[Collected data entries]
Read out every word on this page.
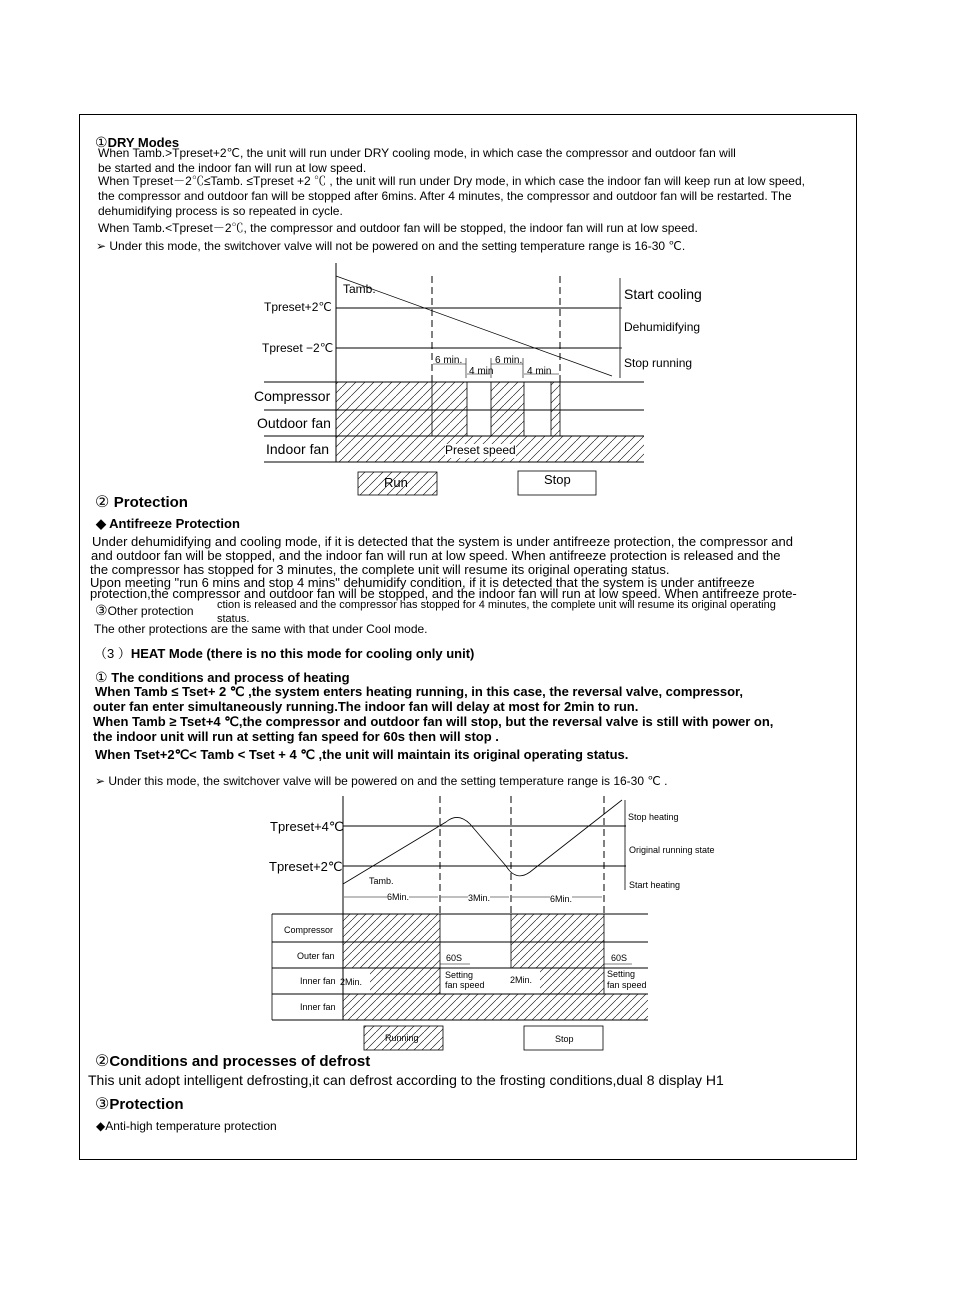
①DRY Modes
When Tamb.>Tpreset+2℃, the unit will run under DRY cooling mode, in which case the compressor and outdoor fan will
be started and the indoor fan will run at low speed.
When Tpreset－2℃≤Tamb. ≤Tpreset +2 ℃ , the unit will run under Dry mode, in which case the indoor fan will keep run at low speed,
the compressor and outdoor fan will be stopped after 6mins. After 4 minutes, the compressor and outdoor fan will be restarted. The
dehumidifying process is so repeated in cycle.
When Tamb.<Tpreset－2℃, the compressor and outdoor fan will be stopped, the indoor fan will run at low speed.
➢ Under this mode, the switchover valve will not be powered on and the setting temperature range is 16-30 ℃.
Tpreset+2℃
Tpreset −2℃
Tamb.	Start cooling
Dehumidifying
Stop running
6 min.	6 min.
4 min	4 min
Compressor
Outdoor fan
Indoor fan	Preset speed
Run	Stop
② Protection
◆ Antifreeze Protection
Under dehumidifying and cooling mode, if it is detected that the system is under antifreeze protection, the compressor and
and outdoor fan will be stopped, and the indoor fan will run at low speed. When antifreeze protection is released and the
the compressor has stopped for 3 minutes, the complete unit will resume its original operating status.
Upon meeting "run 6 mins and stop 4 mins" dehumidify condition, if it is detected that the system is under antifreeze
protection,the compressor and outdoor fan will be stopped, and the indoor fan will run at low speed. When antifreeze prote-
ction is released and the compressor has stopped for 4 minutes, the complete unit will resume its original operating
status.
③Other protection
The other protections are the same with that under Cool mode.
（3 ）HEAT Mode (there is no this mode for cooling only unit)
① The conditions and process of heating
When Tamb ≤ Tset+ 2 ℃ ,the system enters heating running, in this case, the reversal valve, compressor,
outer fan enter simultaneously running.The indoor fan will delay at most for 2min to run.
When Tamb ≥ Tset+4 ℃,the compressor and outdoor fan will stop, but the reversal valve is still with power on,
the indoor unit will run at setting fan speed for 60s then will stop .
When Tset+2℃< Tamb < Tset + 4 ℃ ,the unit will maintain its original operating status.
➢ Under this mode, the switchover valve will be powered on and the setting temperature range is 16-30 ℃ .
Tpreset+4℃
Tpreset+2℃
Tamb.
Stop heating
Original running state
Start heating
6Min.	3Min.	6Min.
Compressor
Outer fan
Inner fan
Inner fan
60S	60S
2Min.	2Min.
Setting
fan speed
Setting
fan speed
Running	Stop
②Conditions and processes of defrost
This unit adopt intelligent defrosting,it can defrost according to the frosting conditions,dual 8 display H1
③Protection
◆Anti-high temperature protection
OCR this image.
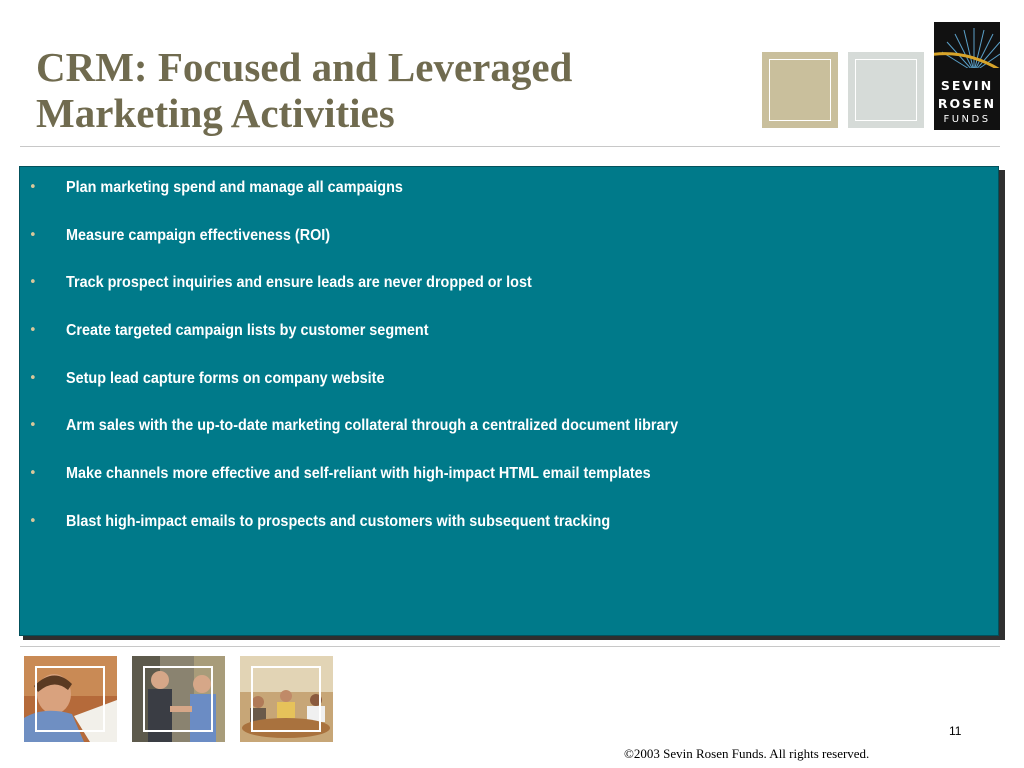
CRM: Focused and Leveraged
Marketing Activities
SEVIN
ROSEN
FUNDS
• Plan marketing spend and manage all campaigns
• Measure campaign effectiveness (ROI)
• Track prospect inquiries and ensure leads are never dropped or lost
• Create targeted campaign lists by customer segment
• Setup lead capture forms on company website
• Arm sales with the up-to-date marketing collateral through a centralized document library
• Make channels more effective and self-reliant with high-impact HTML email templates
• Blast high-impact emails to prospects and customers with subsequent tracking
11
©2003 Sevin Rosen Funds. All rights reserved.
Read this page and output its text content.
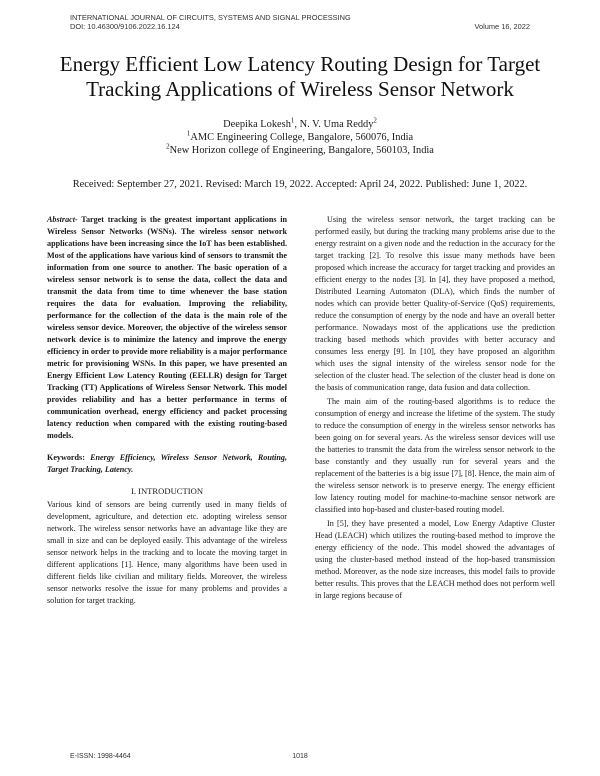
INTERNATIONAL JOURNAL OF CIRCUITS, SYSTEMS AND SIGNAL PROCESSING
DOI: 10.46300/9106.2022.16.124	Volume 16, 2022
Energy Efficient Low Latency Routing Design for Target
Tracking Applications of Wireless Sensor Network
Deepika Lokesh$^1$, N. V. Uma Reddy$^2$
$^1$AMC Engineering College, Bangalore, 560076, India
$^2$New Horizon college of Engineering, Bangalore, 560103, India
Received: September 27, 2021. Revised: March 19, 2022. Accepted: April 24, 2022. Published: June 1, 2022.

Abstract- Target tracking is the greatest important applications in Wireless Sensor Networks (WSNs). The wireless sensor network applications have been increasing since the IoT has been established. Most of the applications have various kind of sensors to transmit the information from one source to another. The basic operation of a wireless sensor network is to sense the data, collect the data and transmit the data from time to time whenever the base station requires the data for evaluation. Improving the reliability, performance for the collection of the data is the main role of the wireless sensor device. Moreover, the objective of the wireless sensor network device is to minimize the latency and improve the energy efficiency in order to provide more reliability is a major performance metric for provisioning WSNs. In this paper, we have presented an Energy Efficient Low Latency Routing (EELLR) design for Target Tracking (TT) Applications of Wireless Sensor Network. This model provides reliability and has a better performance in terms of communication overhead, energy efficiency and packet processing latency reduction when compared with the existing routing-based models.

Keywords: Energy Efficiency, Wireless Sensor Network, Routing, Target Tracking, Latency.

I. INTRODUCTION

Various kind of sensors are being currently used in many fields of development, agriculture, and detection etc. adopting wireless sensor network. The wireless sensor networks have an advantage like they are small in size and can be deployed easily. This advantage of the wireless sensor network helps in the tracking and to locate the moving target in different applications [1]. Hence, many algorithms have been used in different fields like civilian and military fields. Moreover, the wireless sensor networks resolve the issue for many problems and provides a solution for target tracking.

Using the wireless sensor network, the target tracking can be performed easily, but during the tracking many problems arise due to the energy restraint on a given node and the reduction in the accuracy for the target tracking [2]. To resolve this issue many methods have been proposed which increase the accuracy for target tracking and provides an efficient energy to the nodes [3]. In [4], they have proposed a method, Distributed Learning Automaton (DLA), which finds the number of nodes which can provide better Quality-of-Service (QoS) requirements, reduce the consumption of energy by the node and have an overall better performance. Nowadays most of the applications use the prediction tracking based methods which provides with better accuracy and consumes less energy [9]. In [10], they have proposed an algorithm which uses the signal intensity of the wireless sensor node for the selection of the cluster head. The selection of the cluster head is done on the basis of communication range, data fusion and data collection.

The main aim of the routing-based algorithms is to reduce the consumption of energy and increase the lifetime of the system. The study to reduce the consumption of energy in the wireless sensor networks has been going on for several years. As the wireless sensor devices will use the batteries to transmit the data from the wireless sensor network to the base constantly and they usually run for several years and the replacement of the batteries is a big issue [7], [8]. Hence, the main aim of the wireless sensor network is to preserve energy. The energy efficient low latency routing model for machine-to-machine sensor network are classified into hop-based and cluster-based routing model.

In [5], they have presented a model, Low Energy Adaptive Cluster Head (LEACH) which utilizes the routing-based method to improve the energy efficiency of the node. This model showed the advantages of using the cluster-based method instead of the hop-based transmission method. Moreover, as the node size increases, this model fails to provide better results. This proves that the LEACH method does not perform well in large regions because of

E-ISSN: 1998-4464	1018
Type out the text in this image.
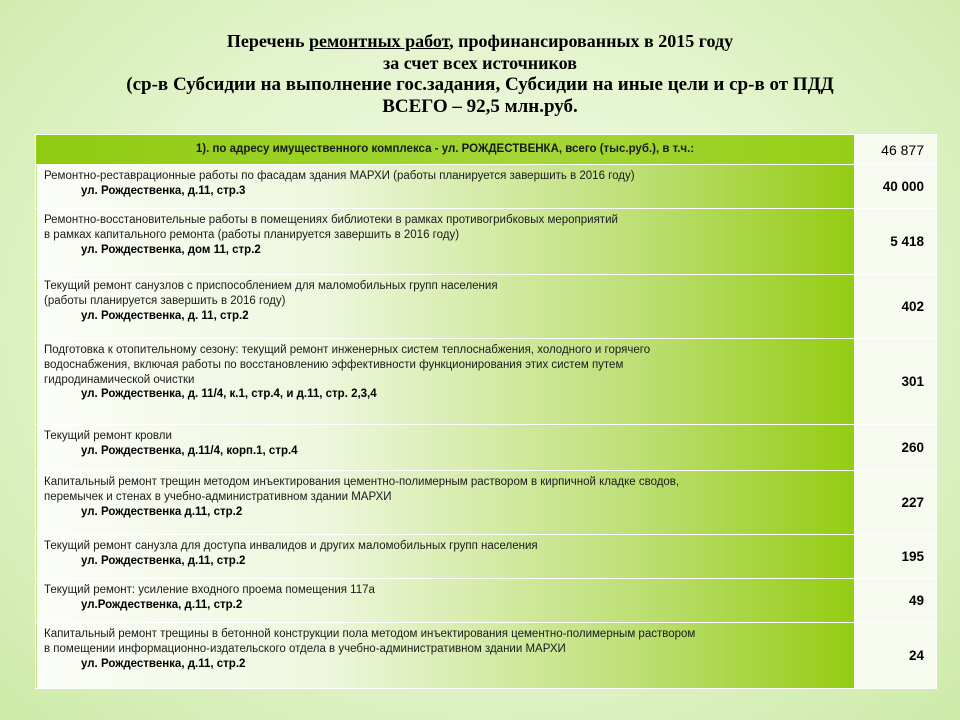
Перечень ремонтных работ, профинансированных в 2015 году
за счет всех источников
(ср-в Субсидии на выполнение гос.задания, Субсидии на иные цели и ср-в от ПДД
ВСЕГО – 92,5 млн.руб.
1). по адресу имущественного комплекса - ул. РОЖДЕСТВЕНКА, всего (тыс.руб.), в т.ч.:	46 877

Ремонтно-реставрационные работы по фасадам здания МАРХИ (работы планируется завершить в 2016 году)
ул. Рождественка, д.11, стр.3	40 000

Ремонтно-восстановительные работы в помещениях библиотеки в рамках противогрибковых мероприятий
в рамках капитального ремонта (работы планируется завершить в 2016 году)
ул. Рождественка, дом 11, стр.2	5 418

Текущий ремонт санузлов с приспособлением для маломобильных групп населения
(работы планируется завершить в 2016 году)
ул. Рождественка, д. 11, стр.2	402

Подготовка к отопительному сезону: текущий ремонт инженерных систем теплоснабжения, холодного и горячего
водоснабжения, включая работы по восстановлению эффективности функционирования этих систем путем
гидродинамической очистки
ул. Рождественка, д. 11/4, к.1, стр.4, и д.11, стр. 2,3,4	301

Текущий ремонт кровли
ул. Рождественка, д.11/4, корп.1, стр.4	260

Капитальный ремонт трещин методом инъектирования цементно-полимерным раствором в кирпичной кладке сводов,
перемычек и стенах в учебно-административном здании МАРХИ
ул. Рождественка д.11, стр.2	227

Текущий ремонт санузла для доступа инвалидов и других маломобильных групп населения
ул. Рождественка, д.11, стр.2	195

Текущий ремонт: усиление входного проема помещения 117а
ул.Рождественка, д.11, стр.2	49

Капитальный ремонт трещины в бетонной конструкции пола методом инъектирования цементно-полимерным раствором
в помещении информационно-издательского отдела в учебно-административном здании МАРХИ
ул. Рождественка, д.11, стр.2	24
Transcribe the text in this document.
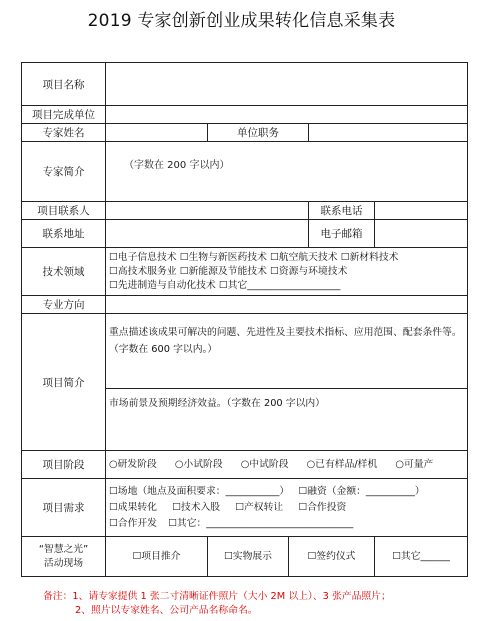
2019 专家创新创业成果转化信息采集表
项目名称					
项目完成单位					
专家姓名		单位职务			
专家简介	（字数在 200 字以内）				
项目联系人				联系电话	
联系地址				电子邮箱	
技术领域	☐电子信息技术 ☐生物与新医药技术 ☐航空航天技术 ☐新材料技术
☐高技术服务业 ☐新能源及节能技术 ☐资源与环境技术
☐先进制造与自动化技术 ☐其它___________________				

专业方向					
项目简介	重点描述该成果可解决的问题、先进性及主要技术指标、应用范围、配套条件等。（字数在 600 字以内。）				
	市场前景及预期经济效益。（字数在 200 字以内）				
项目阶段	○研发阶段 ○小试阶段 ○中试阶段 ○已有样品/样机 ○可量产				
项目需求	☐场地（地点及面积要求：___________） ☐融资（金额：__________）
☐成果转化 ☐技术入股 ☐产权转让 ☐合作投资
☐合作开发 ☐其它：______________________________				

“智慧之光”
活动现场	☐项目推介	☐实物展示	☐签约仪式		☐其它______
备注：1、请专家提供 1 张二寸清晰证件照片（大小 2M 以上）、3 张产品照片；
2、照片以专家姓名、公司产品名称命名。
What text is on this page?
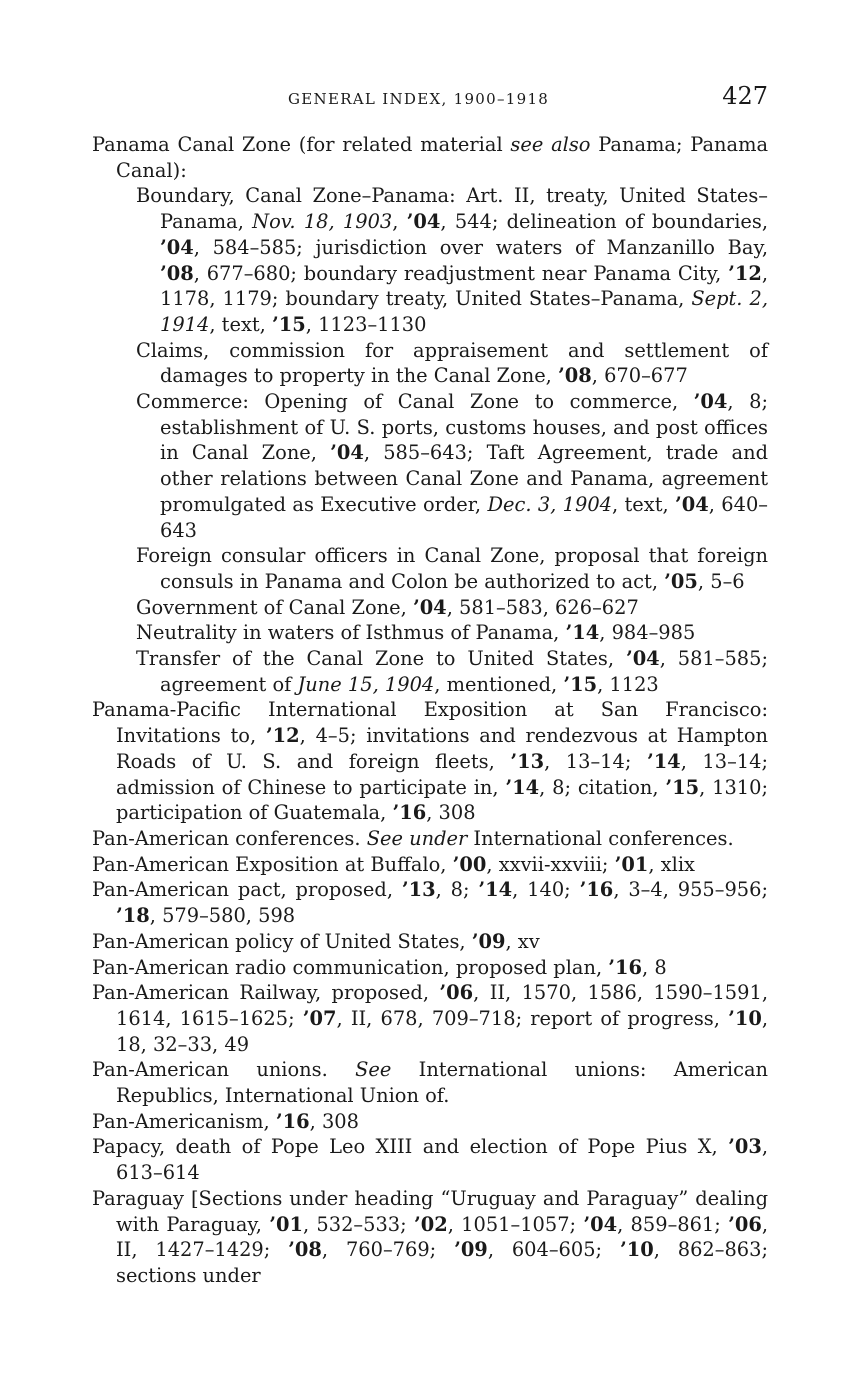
GENERAL INDEX, 1900–1918	427

Panama Canal Zone (for related material see also Panama; Panama Canal):

Boundary, Canal Zone–Panama: Art. II, treaty, United States–Panama, Nov. 18, 1903, ’04, 544; delineation of boundaries, ’04, 584–585; jurisdiction over waters of Manzanillo Bay, ’08, 677–680; boundary readjustment near Panama City, ’12, 1178, 1179; boundary treaty, United States–Panama, Sept. 2, 1914, text, ’15, 1123–1130

Claims, commission for appraisement and settlement of damages to property in the Canal Zone, ’08, 670–677

Commerce: Opening of Canal Zone to commerce, ’04, 8; establishment of U. S. ports, customs houses, and post offices in Canal Zone, ’04, 585–643; Taft Agreement, trade and other relations between Canal Zone and Panama, agreement promulgated as Executive order, Dec. 3, 1904, text, ’04, 640–643

Foreign consular officers in Canal Zone, proposal that foreign consuls in Panama and Colon be authorized to act, ’05, 5–6

Government of Canal Zone, ’04, 581–583, 626–627

Neutrality in waters of Isthmus of Panama, ’14, 984–985

Transfer of the Canal Zone to United States, ’04, 581–585; agreement of June 15, 1904, mentioned, ’15, 1123

Panama-Pacific International Exposition at San Francisco: Invitations to, ’12, 4–5; invitations and rendezvous at Hampton Roads of U. S. and foreign fleets, ’13, 13–14; ’14, 13–14; admission of Chinese to participate in, ’14, 8; citation, ’15, 1310; participation of Guatemala, ’16, 308

Pan-American conferences. See under International conferences.

Pan-American Exposition at Buffalo, ’00, xxvii-xxviii; ’01, xlix

Pan-American pact, proposed, ’13, 8; ’14, 140; ’16, 3–4, 955–956; ’18, 579–580, 598

Pan-American policy of United States, ’09, xv

Pan-American radio communication, proposed plan, ’16, 8

Pan-American Railway, proposed, ’06, II, 1570, 1586, 1590–1591, 1614, 1615–1625; ’07, II, 678, 709–718; report of progress, ’10, 18, 32–33, 49

Pan-American unions. See International unions: American Republics, International Union of.

Pan-Americanism, ’16, 308

Papacy, death of Pope Leo XIII and election of Pope Pius X, ’03, 613–614

Paraguay [Sections under heading “Uruguay and Paraguay” dealing with Paraguay, ’01, 532–533; ’02, 1051–1057; ’04, 859–861; ’06, II, 1427–1429; ’08, 760–769; ’09, 604–605; ’10, 862–863; sections under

▶ Requirements:
Copy each line of the listing in which the word "speed" can be found.

▶ Solution to the problem:
be started and the indoor fan will run at low speed.
When Tpreset－2℃≤Tamb. ≤Tpreset +2 ℃ , the unit will run under Dry mode, in which case the indoor fan will keep run at low speed,
When Tamb.<Tpreset－2℃, the compressor and outdoor fan will be stopped, the indoor fan will run at low speed.
Indoor fan	Preset speed
and outdoor fan will be stopped, and the indoor fan will run at low speed. When antifreeze protection is released and the
protection,the compressor and outdoor fan will be stopped, and the indoor fan will run at low speed. When antifreeze prote-
the indoor unit will run at setting fan speed for 60s then will stop .
fan speed
fan speed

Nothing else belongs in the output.